**TASK DESCRIPTION:** In this exercise, return the whole listing exactly, excluding any images.

Extracted data entries:
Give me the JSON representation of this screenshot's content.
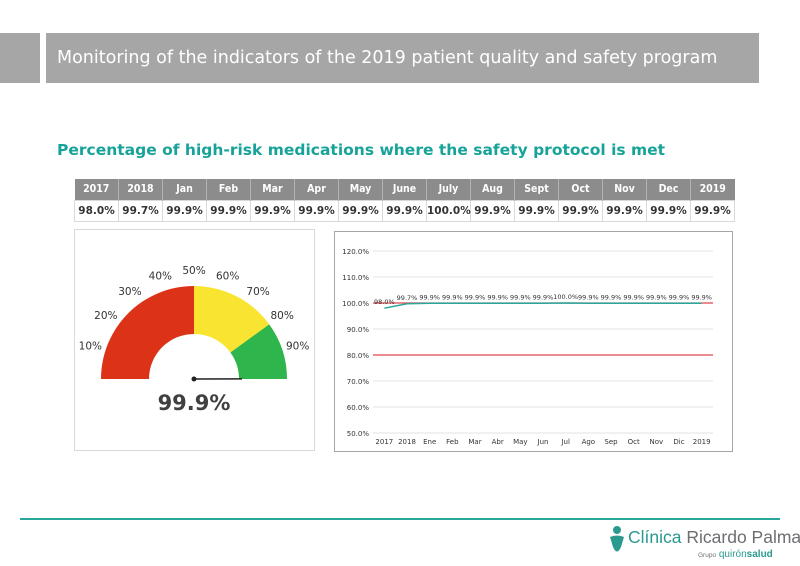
{
  "header": {
    "title": "Monitoring of the indicators of the 2019 patient quality and safety program"
  },
  "section": {
    "subtitle": "Percentage of high-risk medications where the safety protocol is met"
  },
  "table": {
    "headers": [
      "2017",
      "2018",
      "Jan",
      "Feb",
      "Mar",
      "Apr",
      "May",
      "June",
      "July",
      "Aug",
      "Sept",
      "Oct",
      "Nov",
      "Dec",
      "2019"
    ],
    "values": [
      "98.0%",
      "99.7%",
      "99.9%",
      "99.9%",
      "99.9%",
      "99.9%",
      "99.9%",
      "99.9%",
      "100.0%",
      "99.9%",
      "99.9%",
      "99.9%",
      "99.9%",
      "99.9%",
      "99.9%"
    ]
  },
  "colors": {
    "header_bg": "#a6a6a6",
    "accent": "#17a399",
    "gauge_red": "#dc3318",
    "gauge_yellow": "#f9e531",
    "gauge_green": "#2eb54c",
    "target_line": "#e0474c",
    "actual_line": "#2aa79b"
  },
  "chart_data": [
    {
      "type": "gauge",
      "value": 99.9,
      "value_label": "99.9%",
      "range": [
        0,
        100
      ],
      "tick_labels": [
        "10%",
        "20%",
        "30%",
        "40%",
        "50%",
        "60%",
        "70%",
        "80%",
        "90%"
      ],
      "bands": [
        {
          "from": 0,
          "to": 50,
          "color": "#dc3318"
        },
        {
          "from": 50,
          "to": 80,
          "color": "#f9e531"
        },
        {
          "from": 80,
          "to": 100,
          "color": "#2eb54c"
        }
      ]
    },
    {
      "type": "line",
      "categories": [
        "2017",
        "2018",
        "Ene",
        "Feb",
        "Mar",
        "Abr",
        "May",
        "Jun",
        "Jul",
        "Ago",
        "Sep",
        "Oct",
        "Nov",
        "Dic",
        "2019"
      ],
      "ylim": [
        50,
        120
      ],
      "y_ticks": [
        "50.0%",
        "60.0%",
        "70.0%",
        "80.0%",
        "90.0%",
        "100.0%",
        "110.0%",
        "120.0%"
      ],
      "grid": true,
      "series": [
        {
          "values": [
            98.0,
            99.7,
            99.9,
            99.9,
            99.9,
            99.9,
            99.9,
            99.9,
            100.0,
            99.9,
            99.9,
            99.9,
            99.9,
            99.9,
            99.9
          ],
          "labels": [
            "98.0%",
            "99.7%",
            "99.9%",
            "99.9%",
            "99.9%",
            "99.9%",
            "99.9%",
            "99.9%",
            "100.0%",
            "99.9%",
            "99.9%",
            "99.9%",
            "99.9%",
            "99.9%",
            "99.9%"
          ],
          "color": "#2aa79b"
        },
        {
          "values": [
            100,
            100,
            100,
            100,
            100,
            100,
            100,
            100,
            100,
            100,
            100,
            100,
            100,
            100,
            100
          ],
          "color": "#e0474c"
        },
        {
          "values": [
            80,
            80,
            80,
            80,
            80,
            80,
            80,
            80,
            80,
            80,
            80,
            80,
            80,
            80,
            80
          ],
          "color": "#e0474c"
        }
      ]
    }
  ],
  "logo": {
    "name_part1": "Clínica",
    "name_part2": "Ricardo Palma",
    "group_prefix": "Grupo",
    "group_part1": "quirón",
    "group_part2": "salud"
  }
}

**RESULT FOR THIS EXERCISE:**
Give me the JSON representation of this screenshot's content.
{
  "header": {
    "title": "Monitoring of the indicators of the 2019 patient quality and safety program"
  },
  "section": {
    "subtitle": "Percentage of high-risk medications where the safety protocol is met"
  },
  "table": {
    "headers": [
      "2017",
      "2018",
      "Jan",
      "Feb",
      "Mar",
      "Apr",
      "May",
      "June",
      "July",
      "Aug",
      "Sept",
      "Oct",
      "Nov",
      "Dec",
      "2019"
    ],
    "values": [
      "98.0%",
      "99.7%",
      "99.9%",
      "99.9%",
      "99.9%",
      "99.9%",
      "99.9%",
      "99.9%",
      "100.0%",
      "99.9%",
      "99.9%",
      "99.9%",
      "99.9%",
      "99.9%",
      "99.9%"
    ]
  },
  "colors": {
    "header_bg": "#a6a6a6",
    "accent": "#17a399",
    "gauge_red": "#dc3318",
    "gauge_yellow": "#f9e531",
    "gauge_green": "#2eb54c",
    "target_line": "#e0474c",
    "actual_line": "#2aa79b"
  },
  "chart_data": [
    {
      "type": "gauge",
      "value": 99.9,
      "value_label": "99.9%",
      "range": [
        0,
        100
      ],
      "tick_labels": [
        "10%",
        "20%",
        "30%",
        "40%",
        "50%",
        "60%",
        "70%",
        "80%",
        "90%"
      ],
      "bands": [
        {
          "from": 0,
          "to": 50,
          "color": "#dc3318"
        },
        {
          "from": 50,
          "to": 80,
          "color": "#f9e531"
        },
        {
          "from": 80,
          "to": 100,
          "color": "#2eb54c"
        }
      ]
    },
    {
      "type": "line",
      "categories": [
        "2017",
        "2018",
        "Ene",
        "Feb",
        "Mar",
        "Abr",
        "May",
        "Jun",
        "Jul",
        "Ago",
        "Sep",
        "Oct",
        "Nov",
        "Dic",
        "2019"
      ],
      "ylim": [
        50,
        120
      ],
      "y_ticks": [
        "50.0%",
        "60.0%",
        "70.0%",
        "80.0%",
        "90.0%",
        "100.0%",
        "110.0%",
        "120.0%"
      ],
      "grid": true,
      "series": [
        {
          "values": [
            98.0,
            99.7,
            99.9,
            99.9,
            99.9,
            99.9,
            99.9,
            99.9,
            100.0,
            99.9,
            99.9,
            99.9,
            99.9,
            99.9,
            99.9
          ],
          "labels": [
            "98.0%",
            "99.7%",
            "99.9%",
            "99.9%",
            "99.9%",
            "99.9%",
            "99.9%",
            "99.9%",
            "100.0%",
            "99.9%",
            "99.9%",
            "99.9%",
            "99.9%",
            "99.9%",
            "99.9%"
          ],
          "color": "#2aa79b"
        },
        {
          "values": [
            100,
            100,
            100,
            100,
            100,
            100,
            100,
            100,
            100,
            100,
            100,
            100,
            100,
            100,
            100
          ],
          "color": "#e0474c"
        },
        {
          "values": [
            80,
            80,
            80,
            80,
            80,
            80,
            80,
            80,
            80,
            80,
            80,
            80,
            80,
            80,
            80
          ],
          "color": "#e0474c"
        }
      ]
    }
  ],
  "logo": {
    "name_part1": "Clínica",
    "name_part2": "Ricardo Palma",
    "group_prefix": "Grupo",
    "group_part1": "quirón",
    "group_part2": "salud"
  }
}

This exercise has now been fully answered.